(Given records begins)

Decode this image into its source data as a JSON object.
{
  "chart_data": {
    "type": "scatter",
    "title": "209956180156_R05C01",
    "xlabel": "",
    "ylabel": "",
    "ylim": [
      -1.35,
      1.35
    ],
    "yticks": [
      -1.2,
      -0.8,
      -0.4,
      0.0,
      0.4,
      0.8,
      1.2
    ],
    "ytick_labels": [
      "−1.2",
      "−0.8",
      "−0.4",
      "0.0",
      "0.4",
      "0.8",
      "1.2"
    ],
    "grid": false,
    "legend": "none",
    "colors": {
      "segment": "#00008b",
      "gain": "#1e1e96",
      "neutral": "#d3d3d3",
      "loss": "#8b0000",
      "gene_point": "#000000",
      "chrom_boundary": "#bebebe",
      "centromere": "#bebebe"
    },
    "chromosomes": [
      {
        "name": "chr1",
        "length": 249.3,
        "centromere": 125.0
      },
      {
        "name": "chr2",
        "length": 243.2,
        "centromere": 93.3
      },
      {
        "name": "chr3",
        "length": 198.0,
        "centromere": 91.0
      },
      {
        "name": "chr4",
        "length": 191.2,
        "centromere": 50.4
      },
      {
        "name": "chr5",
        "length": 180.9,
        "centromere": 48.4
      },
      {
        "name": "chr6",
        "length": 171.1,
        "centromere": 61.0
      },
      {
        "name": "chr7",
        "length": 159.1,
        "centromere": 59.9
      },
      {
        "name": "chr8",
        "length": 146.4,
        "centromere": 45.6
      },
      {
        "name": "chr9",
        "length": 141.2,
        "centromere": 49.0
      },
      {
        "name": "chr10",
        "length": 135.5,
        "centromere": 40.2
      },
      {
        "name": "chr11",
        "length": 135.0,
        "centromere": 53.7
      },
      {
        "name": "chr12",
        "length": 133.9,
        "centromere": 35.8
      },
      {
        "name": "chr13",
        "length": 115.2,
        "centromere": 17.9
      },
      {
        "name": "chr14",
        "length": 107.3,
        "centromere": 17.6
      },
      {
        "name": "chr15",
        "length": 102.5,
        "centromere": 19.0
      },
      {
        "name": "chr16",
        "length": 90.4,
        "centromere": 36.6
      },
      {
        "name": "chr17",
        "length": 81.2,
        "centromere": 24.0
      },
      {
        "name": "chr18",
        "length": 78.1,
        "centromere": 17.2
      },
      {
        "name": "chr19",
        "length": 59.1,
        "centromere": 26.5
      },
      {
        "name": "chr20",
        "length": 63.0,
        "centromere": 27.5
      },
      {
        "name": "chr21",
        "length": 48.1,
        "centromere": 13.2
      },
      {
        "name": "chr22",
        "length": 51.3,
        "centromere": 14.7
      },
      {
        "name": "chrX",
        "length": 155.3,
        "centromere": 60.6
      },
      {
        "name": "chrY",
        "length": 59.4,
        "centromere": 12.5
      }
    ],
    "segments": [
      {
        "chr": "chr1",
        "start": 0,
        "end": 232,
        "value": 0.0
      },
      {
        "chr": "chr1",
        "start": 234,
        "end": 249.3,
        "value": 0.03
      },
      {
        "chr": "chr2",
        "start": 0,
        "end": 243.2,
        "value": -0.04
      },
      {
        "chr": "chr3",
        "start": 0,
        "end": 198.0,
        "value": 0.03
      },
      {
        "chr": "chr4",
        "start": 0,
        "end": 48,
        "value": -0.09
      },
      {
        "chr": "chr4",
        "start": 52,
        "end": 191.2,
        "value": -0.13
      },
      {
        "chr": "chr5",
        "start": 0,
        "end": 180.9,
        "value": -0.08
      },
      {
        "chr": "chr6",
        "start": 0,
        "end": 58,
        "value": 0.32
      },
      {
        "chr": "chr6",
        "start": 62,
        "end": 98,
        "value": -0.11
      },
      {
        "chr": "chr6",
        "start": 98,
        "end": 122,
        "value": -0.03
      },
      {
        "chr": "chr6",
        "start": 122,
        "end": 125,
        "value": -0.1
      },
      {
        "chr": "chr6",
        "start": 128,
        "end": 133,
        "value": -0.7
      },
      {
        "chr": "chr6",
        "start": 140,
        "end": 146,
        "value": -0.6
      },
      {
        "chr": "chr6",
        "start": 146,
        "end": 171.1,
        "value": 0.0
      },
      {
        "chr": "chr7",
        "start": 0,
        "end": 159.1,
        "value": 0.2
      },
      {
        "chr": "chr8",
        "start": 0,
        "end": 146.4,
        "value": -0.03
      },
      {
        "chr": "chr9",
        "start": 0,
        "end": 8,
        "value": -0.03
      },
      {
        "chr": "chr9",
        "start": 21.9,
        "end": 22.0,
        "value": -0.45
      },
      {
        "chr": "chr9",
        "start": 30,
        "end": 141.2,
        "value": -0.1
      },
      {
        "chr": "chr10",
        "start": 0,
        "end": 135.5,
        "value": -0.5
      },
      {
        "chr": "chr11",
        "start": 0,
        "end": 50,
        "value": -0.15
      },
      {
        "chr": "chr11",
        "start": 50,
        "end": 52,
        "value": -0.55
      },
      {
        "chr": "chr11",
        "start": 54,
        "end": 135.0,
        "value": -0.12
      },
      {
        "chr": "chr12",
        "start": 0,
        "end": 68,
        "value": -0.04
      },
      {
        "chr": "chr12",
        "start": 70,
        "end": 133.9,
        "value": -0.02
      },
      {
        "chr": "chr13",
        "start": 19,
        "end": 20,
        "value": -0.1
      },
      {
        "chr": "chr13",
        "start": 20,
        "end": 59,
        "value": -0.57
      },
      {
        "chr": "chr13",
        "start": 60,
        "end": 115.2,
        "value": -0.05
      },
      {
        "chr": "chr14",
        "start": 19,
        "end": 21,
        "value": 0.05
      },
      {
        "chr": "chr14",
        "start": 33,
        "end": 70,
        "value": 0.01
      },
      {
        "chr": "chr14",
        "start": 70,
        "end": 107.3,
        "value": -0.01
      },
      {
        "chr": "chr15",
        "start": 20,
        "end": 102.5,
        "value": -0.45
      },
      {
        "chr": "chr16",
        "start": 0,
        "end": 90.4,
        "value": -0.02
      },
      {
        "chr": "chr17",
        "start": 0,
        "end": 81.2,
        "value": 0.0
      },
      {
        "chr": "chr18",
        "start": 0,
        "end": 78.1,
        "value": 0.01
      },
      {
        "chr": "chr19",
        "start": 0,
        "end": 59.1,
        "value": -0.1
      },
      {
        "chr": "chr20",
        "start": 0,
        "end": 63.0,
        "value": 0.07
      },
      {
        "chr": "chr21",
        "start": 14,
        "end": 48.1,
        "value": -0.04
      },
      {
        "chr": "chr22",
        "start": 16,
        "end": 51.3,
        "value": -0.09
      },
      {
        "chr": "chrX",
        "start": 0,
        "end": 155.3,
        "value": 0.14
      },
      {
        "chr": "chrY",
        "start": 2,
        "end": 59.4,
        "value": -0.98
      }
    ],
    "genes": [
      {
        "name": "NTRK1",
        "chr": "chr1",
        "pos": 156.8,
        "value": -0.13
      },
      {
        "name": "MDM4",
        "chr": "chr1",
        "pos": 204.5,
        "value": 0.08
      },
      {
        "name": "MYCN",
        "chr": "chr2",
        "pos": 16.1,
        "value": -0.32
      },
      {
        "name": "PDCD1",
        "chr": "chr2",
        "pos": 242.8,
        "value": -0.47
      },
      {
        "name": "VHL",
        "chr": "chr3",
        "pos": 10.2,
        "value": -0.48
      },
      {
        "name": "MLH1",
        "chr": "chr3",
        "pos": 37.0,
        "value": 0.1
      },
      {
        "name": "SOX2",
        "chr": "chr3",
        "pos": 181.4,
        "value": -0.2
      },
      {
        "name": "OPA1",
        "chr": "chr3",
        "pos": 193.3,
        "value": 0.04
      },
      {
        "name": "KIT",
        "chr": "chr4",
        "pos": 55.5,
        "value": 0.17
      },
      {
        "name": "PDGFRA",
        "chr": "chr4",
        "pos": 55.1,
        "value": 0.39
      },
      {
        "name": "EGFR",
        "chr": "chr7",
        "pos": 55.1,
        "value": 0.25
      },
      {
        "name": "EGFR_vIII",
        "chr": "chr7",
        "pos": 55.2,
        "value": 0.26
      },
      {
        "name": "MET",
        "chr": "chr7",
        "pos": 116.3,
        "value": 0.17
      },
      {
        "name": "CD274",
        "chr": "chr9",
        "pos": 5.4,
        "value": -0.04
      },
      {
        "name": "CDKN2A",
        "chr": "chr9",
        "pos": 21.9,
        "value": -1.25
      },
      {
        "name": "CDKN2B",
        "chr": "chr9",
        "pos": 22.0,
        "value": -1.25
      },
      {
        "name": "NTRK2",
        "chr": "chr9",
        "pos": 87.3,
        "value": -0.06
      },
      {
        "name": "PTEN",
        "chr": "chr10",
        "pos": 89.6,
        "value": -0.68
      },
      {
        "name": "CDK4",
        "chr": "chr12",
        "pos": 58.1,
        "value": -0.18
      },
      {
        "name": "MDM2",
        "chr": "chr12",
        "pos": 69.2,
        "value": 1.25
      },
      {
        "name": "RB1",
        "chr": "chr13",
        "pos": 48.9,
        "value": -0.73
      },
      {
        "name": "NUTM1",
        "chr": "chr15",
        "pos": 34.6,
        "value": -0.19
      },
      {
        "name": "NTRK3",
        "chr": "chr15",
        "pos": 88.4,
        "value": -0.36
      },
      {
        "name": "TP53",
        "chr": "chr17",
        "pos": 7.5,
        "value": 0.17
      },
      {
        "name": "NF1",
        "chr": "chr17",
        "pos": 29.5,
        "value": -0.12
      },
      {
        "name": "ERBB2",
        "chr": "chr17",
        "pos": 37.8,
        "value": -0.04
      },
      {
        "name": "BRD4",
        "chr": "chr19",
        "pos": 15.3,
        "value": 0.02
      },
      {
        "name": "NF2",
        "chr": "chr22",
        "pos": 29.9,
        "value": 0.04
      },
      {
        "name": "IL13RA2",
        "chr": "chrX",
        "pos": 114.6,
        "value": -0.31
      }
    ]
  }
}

(Given records ends)

▶ **Prompt**:
Copy each line of the records that has "bebebe" in it.

▶ **The completed task**:
      "chrom_boundary": "#bebebe",
      "centromere": "#bebebe"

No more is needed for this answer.